╭──

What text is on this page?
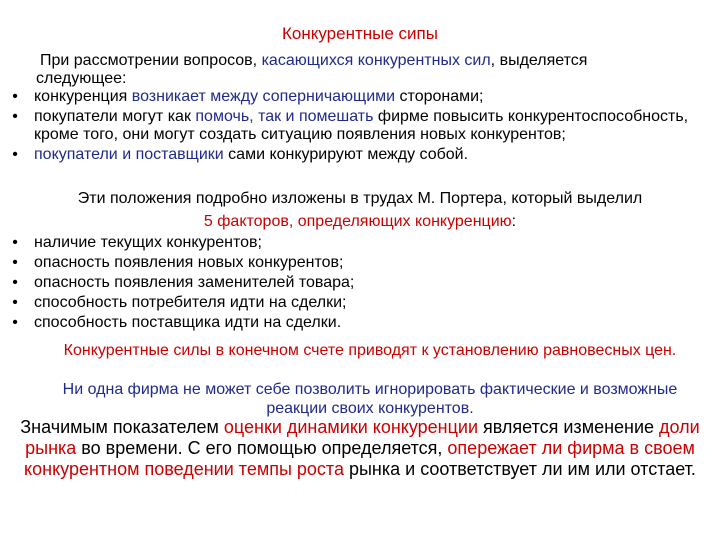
Конкурентные сипы
При рассмотрении вопросов, касающихся конкурентных сил, выделяется
следующее:
•	конкуренция возникает между соперничающими сторонами;
•	покупатели могут как помочь, так и помешать фирме повысить конкурентоспособность, кроме того, они могут создать ситуацию появления новых конкурентов;
•	покупатели и поставщики сами конкурируют между собой.
Эти положения подробно изложены в трудах М. Портера, который выделил
5 факторов, определяющих конкуренцию:
•	наличие текущих конкурентов;
•	опасность появления новых конкурентов;
•	опасность появления заменителей товара;
•	способность потребителя идти на сделки;
•	способность поставщика идти на сделки.
Конкурентные силы в конечном счете приводят к установлению равновесных цен.
Ни одна фирма не может себе позволить игнорировать фактические и возможные реакции своих конкурентов.
Значимым показателем оценки динамики конкуренции является изменение доли рынка во времени. С его помощью определяется, опережает ли фирма в своем конкурентном поведении темпы роста рынка и соответствует ли им или отстает.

╰──

**DESCRIPTION OF THE TASK:** From the entries above, copy every line where the word "появления" shows up.

**CORRECT OUTPUT:**
•	покупатели могут как помочь, так и помешать фирме повысить конкурентоспособность, кроме того, они могут создать ситуацию появления новых конкурентов;
•	опасность появления новых конкурентов;
•	опасность появления заменителей товара;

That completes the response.